WHAT YOU ARE ASKED TO DO
Without skipping anything, write out each record below exactly.

Dataset items

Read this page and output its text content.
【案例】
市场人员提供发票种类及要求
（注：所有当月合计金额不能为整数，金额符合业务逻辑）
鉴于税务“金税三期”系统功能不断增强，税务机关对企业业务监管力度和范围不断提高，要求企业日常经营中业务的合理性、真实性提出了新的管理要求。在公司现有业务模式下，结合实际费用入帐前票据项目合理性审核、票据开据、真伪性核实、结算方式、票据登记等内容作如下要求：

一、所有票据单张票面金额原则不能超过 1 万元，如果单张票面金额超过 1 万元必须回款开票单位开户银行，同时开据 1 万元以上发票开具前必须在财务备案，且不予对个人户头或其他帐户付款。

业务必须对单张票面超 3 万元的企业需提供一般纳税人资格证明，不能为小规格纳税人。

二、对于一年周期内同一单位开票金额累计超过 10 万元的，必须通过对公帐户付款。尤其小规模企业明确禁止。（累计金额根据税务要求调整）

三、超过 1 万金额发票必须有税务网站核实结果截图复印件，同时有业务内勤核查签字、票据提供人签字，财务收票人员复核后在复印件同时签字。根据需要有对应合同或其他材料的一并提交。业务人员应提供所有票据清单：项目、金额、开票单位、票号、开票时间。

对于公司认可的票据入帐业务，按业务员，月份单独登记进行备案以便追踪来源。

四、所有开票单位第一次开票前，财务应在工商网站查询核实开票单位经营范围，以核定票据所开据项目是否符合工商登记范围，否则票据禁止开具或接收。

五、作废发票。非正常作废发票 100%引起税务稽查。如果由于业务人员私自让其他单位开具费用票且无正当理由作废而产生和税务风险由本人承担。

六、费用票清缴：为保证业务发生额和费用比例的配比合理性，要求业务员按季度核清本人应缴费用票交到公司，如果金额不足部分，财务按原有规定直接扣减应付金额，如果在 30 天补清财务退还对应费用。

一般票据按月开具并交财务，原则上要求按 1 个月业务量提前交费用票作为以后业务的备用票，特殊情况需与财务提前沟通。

TASK SOLUTION
Read this page and output its text content.
【案例】
市场人员提供发票种类及要求
（注：所有当月合计金额不能为整数，金额符合业务逻辑）
鉴于税务“金税三期”系统功能不断增强，税务机关对企业业务监管力度和范围不断提高，要求企业日常经营中业务的合理性、真实性提出了新的管理要求。在公司现有业务模式下，结合实际费用入帐前票据项目合理性审核、票据开据、真伪性核实、结算方式、票据登记等内容作如下要求：

一、所有票据单张票面金额原则不能超过 1 万元，如果单张票面金额超过 1 万元必须回款开票单位开户银行，同时开据 1 万元以上发票开具前必须在财务备案，且不予对个人户头或其他帐户付款。

业务必须对单张票面超 3 万元的企业需提供一般纳税人资格证明，不能为小规格纳税人。

二、对于一年周期内同一单位开票金额累计超过 10 万元的，必须通过对公帐户付款。尤其小规模企业明确禁止。（累计金额根据税务要求调整）

三、超过 1 万金额发票必须有税务网站核实结果截图复印件，同时有业务内勤核查签字、票据提供人签字，财务收票人员复核后在复印件同时签字。根据需要有对应合同或其他材料的一并提交。业务人员应提供所有票据清单：项目、金额、开票单位、票号、开票时间。

对于公司认可的票据入帐业务，按业务员，月份单独登记进行备案以便追踪来源。

四、所有开票单位第一次开票前，财务应在工商网站查询核实开票单位经营范围，以核定票据所开据项目是否符合工商登记范围，否则票据禁止开具或接收。

五、作废发票。非正常作废发票 100%引起税务稽查。如果由于业务人员私自让其他单位开具费用票且无正当理由作废而产生和税务风险由本人承担。

六、费用票清缴：为保证业务发生额和费用比例的配比合理性，要求业务员按季度核清本人应缴费用票交到公司，如果金额不足部分，财务按原有规定直接扣减应付金额，如果在 30 天补清财务退还对应费用。

一般票据按月开具并交财务，原则上要求按 1 个月业务量提前交费用票作为以后业务的备用票，特殊情况需与财务提前沟通。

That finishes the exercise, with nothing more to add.